** Start Extracted records **

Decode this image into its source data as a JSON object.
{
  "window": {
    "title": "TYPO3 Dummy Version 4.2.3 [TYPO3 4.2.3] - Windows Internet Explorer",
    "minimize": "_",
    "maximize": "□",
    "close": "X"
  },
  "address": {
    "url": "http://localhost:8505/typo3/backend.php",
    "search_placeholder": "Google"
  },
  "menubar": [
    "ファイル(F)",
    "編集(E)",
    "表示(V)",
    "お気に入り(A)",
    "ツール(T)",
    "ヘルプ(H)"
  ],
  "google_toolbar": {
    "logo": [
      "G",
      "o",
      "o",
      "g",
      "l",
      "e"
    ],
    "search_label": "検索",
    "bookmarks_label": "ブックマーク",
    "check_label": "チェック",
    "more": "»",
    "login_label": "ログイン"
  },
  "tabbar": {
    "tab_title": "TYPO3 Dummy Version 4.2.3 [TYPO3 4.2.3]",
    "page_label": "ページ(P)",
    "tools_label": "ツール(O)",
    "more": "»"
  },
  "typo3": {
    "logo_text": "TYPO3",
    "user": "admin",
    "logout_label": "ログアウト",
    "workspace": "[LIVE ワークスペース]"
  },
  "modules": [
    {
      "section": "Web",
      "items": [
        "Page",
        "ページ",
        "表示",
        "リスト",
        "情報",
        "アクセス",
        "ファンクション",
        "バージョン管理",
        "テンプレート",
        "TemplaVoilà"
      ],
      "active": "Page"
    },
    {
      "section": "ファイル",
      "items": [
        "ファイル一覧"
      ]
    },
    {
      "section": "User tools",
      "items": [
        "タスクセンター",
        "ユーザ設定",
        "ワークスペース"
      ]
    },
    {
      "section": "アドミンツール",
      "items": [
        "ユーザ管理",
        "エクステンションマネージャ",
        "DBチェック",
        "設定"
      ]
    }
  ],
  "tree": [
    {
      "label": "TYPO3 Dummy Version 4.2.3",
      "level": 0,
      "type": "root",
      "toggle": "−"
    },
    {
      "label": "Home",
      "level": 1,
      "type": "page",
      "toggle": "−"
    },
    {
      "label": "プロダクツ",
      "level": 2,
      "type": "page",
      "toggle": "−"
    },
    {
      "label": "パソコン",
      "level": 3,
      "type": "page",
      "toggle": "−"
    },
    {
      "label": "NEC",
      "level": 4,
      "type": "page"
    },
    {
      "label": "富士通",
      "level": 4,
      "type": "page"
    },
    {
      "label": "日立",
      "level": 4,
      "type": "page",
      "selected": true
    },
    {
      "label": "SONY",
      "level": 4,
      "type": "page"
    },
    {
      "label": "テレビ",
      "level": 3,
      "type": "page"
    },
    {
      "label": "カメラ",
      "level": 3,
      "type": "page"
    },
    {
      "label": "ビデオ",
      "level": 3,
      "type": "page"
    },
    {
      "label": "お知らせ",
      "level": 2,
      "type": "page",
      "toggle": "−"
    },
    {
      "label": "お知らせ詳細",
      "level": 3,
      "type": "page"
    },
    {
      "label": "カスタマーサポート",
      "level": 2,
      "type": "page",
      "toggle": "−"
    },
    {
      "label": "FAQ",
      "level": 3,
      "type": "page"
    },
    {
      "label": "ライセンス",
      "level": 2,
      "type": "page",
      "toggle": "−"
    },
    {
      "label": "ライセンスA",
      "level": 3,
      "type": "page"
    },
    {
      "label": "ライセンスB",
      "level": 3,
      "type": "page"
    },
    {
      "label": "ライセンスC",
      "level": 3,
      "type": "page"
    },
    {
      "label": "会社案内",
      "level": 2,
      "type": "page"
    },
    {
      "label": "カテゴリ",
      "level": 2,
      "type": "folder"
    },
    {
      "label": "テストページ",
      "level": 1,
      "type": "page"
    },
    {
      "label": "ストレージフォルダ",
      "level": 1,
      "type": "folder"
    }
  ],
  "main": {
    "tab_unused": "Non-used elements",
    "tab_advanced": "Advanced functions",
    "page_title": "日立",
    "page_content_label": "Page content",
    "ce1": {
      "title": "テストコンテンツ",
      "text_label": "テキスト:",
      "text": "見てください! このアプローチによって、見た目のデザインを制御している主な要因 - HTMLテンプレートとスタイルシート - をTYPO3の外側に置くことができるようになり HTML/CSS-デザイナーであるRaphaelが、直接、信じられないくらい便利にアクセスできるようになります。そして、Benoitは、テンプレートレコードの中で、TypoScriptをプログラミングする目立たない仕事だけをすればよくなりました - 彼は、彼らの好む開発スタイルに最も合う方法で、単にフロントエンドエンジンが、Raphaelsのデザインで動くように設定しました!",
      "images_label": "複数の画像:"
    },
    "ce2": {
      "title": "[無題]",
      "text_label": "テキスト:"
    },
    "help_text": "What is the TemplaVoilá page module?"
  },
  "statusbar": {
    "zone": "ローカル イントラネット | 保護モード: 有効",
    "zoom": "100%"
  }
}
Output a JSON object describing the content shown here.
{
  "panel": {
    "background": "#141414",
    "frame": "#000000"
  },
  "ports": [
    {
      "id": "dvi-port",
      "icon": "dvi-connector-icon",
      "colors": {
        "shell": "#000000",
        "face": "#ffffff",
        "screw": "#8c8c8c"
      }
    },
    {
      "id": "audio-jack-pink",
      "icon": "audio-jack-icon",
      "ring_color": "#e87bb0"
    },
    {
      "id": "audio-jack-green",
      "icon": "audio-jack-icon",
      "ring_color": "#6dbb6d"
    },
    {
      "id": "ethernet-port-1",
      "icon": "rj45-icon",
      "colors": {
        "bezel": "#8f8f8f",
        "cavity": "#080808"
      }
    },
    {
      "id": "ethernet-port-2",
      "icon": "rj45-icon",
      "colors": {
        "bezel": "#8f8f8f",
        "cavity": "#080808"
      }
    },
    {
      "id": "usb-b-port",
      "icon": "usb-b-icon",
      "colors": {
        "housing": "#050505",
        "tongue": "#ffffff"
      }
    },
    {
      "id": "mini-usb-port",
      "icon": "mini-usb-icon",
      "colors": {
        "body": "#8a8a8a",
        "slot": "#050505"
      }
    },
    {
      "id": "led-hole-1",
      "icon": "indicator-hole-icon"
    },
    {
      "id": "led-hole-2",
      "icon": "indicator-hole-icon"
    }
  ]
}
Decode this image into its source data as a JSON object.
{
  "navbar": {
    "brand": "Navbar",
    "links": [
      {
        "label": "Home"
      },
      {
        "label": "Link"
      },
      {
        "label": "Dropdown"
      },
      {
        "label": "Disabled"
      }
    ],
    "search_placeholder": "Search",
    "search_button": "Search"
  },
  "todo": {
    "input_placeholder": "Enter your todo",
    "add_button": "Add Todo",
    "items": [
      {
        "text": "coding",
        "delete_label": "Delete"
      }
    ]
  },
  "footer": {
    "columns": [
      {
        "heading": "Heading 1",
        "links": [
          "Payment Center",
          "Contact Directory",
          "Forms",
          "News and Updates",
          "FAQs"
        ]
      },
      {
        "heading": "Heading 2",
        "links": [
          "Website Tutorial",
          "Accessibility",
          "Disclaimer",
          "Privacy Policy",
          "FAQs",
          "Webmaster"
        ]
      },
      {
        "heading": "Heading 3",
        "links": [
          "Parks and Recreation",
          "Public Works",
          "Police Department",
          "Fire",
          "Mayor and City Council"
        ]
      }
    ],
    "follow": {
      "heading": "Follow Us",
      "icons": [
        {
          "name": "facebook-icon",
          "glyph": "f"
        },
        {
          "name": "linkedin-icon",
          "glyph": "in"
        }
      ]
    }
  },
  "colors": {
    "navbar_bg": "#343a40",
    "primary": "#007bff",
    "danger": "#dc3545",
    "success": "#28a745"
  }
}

** End Extracted records **

◆ Goal of the exercise
The records above are to be copied in full, exactly as written.

◆ Written answer
Decode this image into its source data as a JSON object.
{
  "window": {
    "title": "TYPO3 Dummy Version 4.2.3 [TYPO3 4.2.3] - Windows Internet Explorer",
    "minimize": "_",
    "maximize": "□",
    "close": "X"
  },
  "address": {
    "url": "http://localhost:8505/typo3/backend.php",
    "search_placeholder": "Google"
  },
  "menubar": [
    "ファイル(F)",
    "編集(E)",
    "表示(V)",
    "お気に入り(A)",
    "ツール(T)",
    "ヘルプ(H)"
  ],
  "google_toolbar": {
    "logo": [
      "G",
      "o",
      "o",
      "g",
      "l",
      "e"
    ],
    "search_label": "検索",
    "bookmarks_label": "ブックマーク",
    "check_label": "チェック",
    "more": "»",
    "login_label": "ログイン"
  },
  "tabbar": {
    "tab_title": "TYPO3 Dummy Version 4.2.3 [TYPO3 4.2.3]",
    "page_label": "ページ(P)",
    "tools_label": "ツール(O)",
    "more": "»"
  },
  "typo3": {
    "logo_text": "TYPO3",
    "user": "admin",
    "logout_label": "ログアウト",
    "workspace": "[LIVE ワークスペース]"
  },
  "modules": [
    {
      "section": "Web",
      "items": [
        "Page",
        "ページ",
        "表示",
        "リスト",
        "情報",
        "アクセス",
        "ファンクション",
        "バージョン管理",
        "テンプレート",
        "TemplaVoilà"
      ],
      "active": "Page"
    },
    {
      "section": "ファイル",
      "items": [
        "ファイル一覧"
      ]
    },
    {
      "section": "User tools",
      "items": [
        "タスクセンター",
        "ユーザ設定",
        "ワークスペース"
      ]
    },
    {
      "section": "アドミンツール",
      "items": [
        "ユーザ管理",
        "エクステンションマネージャ",
        "DBチェック",
        "設定"
      ]
    }
  ],
  "tree": [
    {
      "label": "TYPO3 Dummy Version 4.2.3",
      "level": 0,
      "type": "root",
      "toggle": "−"
    },
    {
      "label": "Home",
      "level": 1,
      "type": "page",
      "toggle": "−"
    },
    {
      "label": "プロダクツ",
      "level": 2,
      "type": "page",
      "toggle": "−"
    },
    {
      "label": "パソコン",
      "level": 3,
      "type": "page",
      "toggle": "−"
    },
    {
      "label": "NEC",
      "level": 4,
      "type": "page"
    },
    {
      "label": "富士通",
      "level": 4,
      "type": "page"
    },
    {
      "label": "日立",
      "level": 4,
      "type": "page",
      "selected": true
    },
    {
      "label": "SONY",
      "level": 4,
      "type": "page"
    },
    {
      "label": "テレビ",
      "level": 3,
      "type": "page"
    },
    {
      "label": "カメラ",
      "level": 3,
      "type": "page"
    },
    {
      "label": "ビデオ",
      "level": 3,
      "type": "page"
    },
    {
      "label": "お知らせ",
      "level": 2,
      "type": "page",
      "toggle": "−"
    },
    {
      "label": "お知らせ詳細",
      "level": 3,
      "type": "page"
    },
    {
      "label": "カスタマーサポート",
      "level": 2,
      "type": "page",
      "toggle": "−"
    },
    {
      "label": "FAQ",
      "level": 3,
      "type": "page"
    },
    {
      "label": "ライセンス",
      "level": 2,
      "type": "page",
      "toggle": "−"
    },
    {
      "label": "ライセンスA",
      "level": 3,
      "type": "page"
    },
    {
      "label": "ライセンスB",
      "level": 3,
      "type": "page"
    },
    {
      "label": "ライセンスC",
      "level": 3,
      "type": "page"
    },
    {
      "label": "会社案内",
      "level": 2,
      "type": "page"
    },
    {
      "label": "カテゴリ",
      "level": 2,
      "type": "folder"
    },
    {
      "label": "テストページ",
      "level": 1,
      "type": "page"
    },
    {
      "label": "ストレージフォルダ",
      "level": 1,
      "type": "folder"
    }
  ],
  "main": {
    "tab_unused": "Non-used elements",
    "tab_advanced": "Advanced functions",
    "page_title": "日立",
    "page_content_label": "Page content",
    "ce1": {
      "title": "テストコンテンツ",
      "text_label": "テキスト:",
      "text": "見てください! このアプローチによって、見た目のデザインを制御している主な要因 - HTMLテンプレートとスタイルシート - をTYPO3の外側に置くことができるようになり HTML/CSS-デザイナーであるRaphaelが、直接、信じられないくらい便利にアクセスできるようになります。そして、Benoitは、テンプレートレコードの中で、TypoScriptをプログラミングする目立たない仕事だけをすればよくなりました - 彼は、彼らの好む開発スタイルに最も合う方法で、単にフロントエンドエンジンが、Raphaelsのデザインで動くように設定しました!",
      "images_label": "複数の画像:"
    },
    "ce2": {
      "title": "[無題]",
      "text_label": "テキスト:"
    },
    "help_text": "What is the TemplaVoilá page module?"
  },
  "statusbar": {
    "zone": "ローカル イントラネット | 保護モード: 有効",
    "zoom": "100%"
  }
}
Output a JSON object describing the content shown here.
{
  "panel": {
    "background": "#141414",
    "frame": "#000000"
  },
  "ports": [
    {
      "id": "dvi-port",
      "icon": "dvi-connector-icon",
      "colors": {
        "shell": "#000000",
        "face": "#ffffff",
        "screw": "#8c8c8c"
      }
    },
    {
      "id": "audio-jack-pink",
      "icon": "audio-jack-icon",
      "ring_color": "#e87bb0"
    },
    {
      "id": "audio-jack-green",
      "icon": "audio-jack-icon",
      "ring_color": "#6dbb6d"
    },
    {
      "id": "ethernet-port-1",
      "icon": "rj45-icon",
      "colors": {
        "bezel": "#8f8f8f",
        "cavity": "#080808"
      }
    },
    {
      "id": "ethernet-port-2",
      "icon": "rj45-icon",
      "colors": {
        "bezel": "#8f8f8f",
        "cavity": "#080808"
      }
    },
    {
      "id": "usb-b-port",
      "icon": "usb-b-icon",
      "colors": {
        "housing": "#050505",
        "tongue": "#ffffff"
      }
    },
    {
      "id": "mini-usb-port",
      "icon": "mini-usb-icon",
      "colors": {
        "body": "#8a8a8a",
        "slot": "#050505"
      }
    },
    {
      "id": "led-hole-1",
      "icon": "indicator-hole-icon"
    },
    {
      "id": "led-hole-2",
      "icon": "indicator-hole-icon"
    }
  ]
}
Decode this image into its source data as a JSON object.
{
  "navbar": {
    "brand": "Navbar",
    "links": [
      {
        "label": "Home"
      },
      {
        "label": "Link"
      },
      {
        "label": "Dropdown"
      },
      {
        "label": "Disabled"
      }
    ],
    "search_placeholder": "Search",
    "search_button": "Search"
  },
  "todo": {
    "input_placeholder": "Enter your todo",
    "add_button": "Add Todo",
    "items": [
      {
        "text": "coding",
        "delete_label": "Delete"
      }
    ]
  },
  "footer": {
    "columns": [
      {
        "heading": "Heading 1",
        "links": [
          "Payment Center",
          "Contact Directory",
          "Forms",
          "News and Updates",
          "FAQs"
        ]
      },
      {
        "heading": "Heading 2",
        "links": [
          "Website Tutorial",
          "Accessibility",
          "Disclaimer",
          "Privacy Policy",
          "FAQs",
          "Webmaster"
        ]
      },
      {
        "heading": "Heading 3",
        "links": [
          "Parks and Recreation",
          "Public Works",
          "Police Department",
          "Fire",
          "Mayor and City Council"
        ]
      }
    ],
    "follow": {
      "heading": "Follow Us",
      "icons": [
        {
          "name": "facebook-icon",
          "glyph": "f"
        },
        {
          "name": "linkedin-icon",
          "glyph": "in"
        }
      ]
    }
  },
  "colors": {
    "navbar_bg": "#343a40",
    "primary": "#007bff",
    "danger": "#dc3545",
    "success": "#28a745"
  }
}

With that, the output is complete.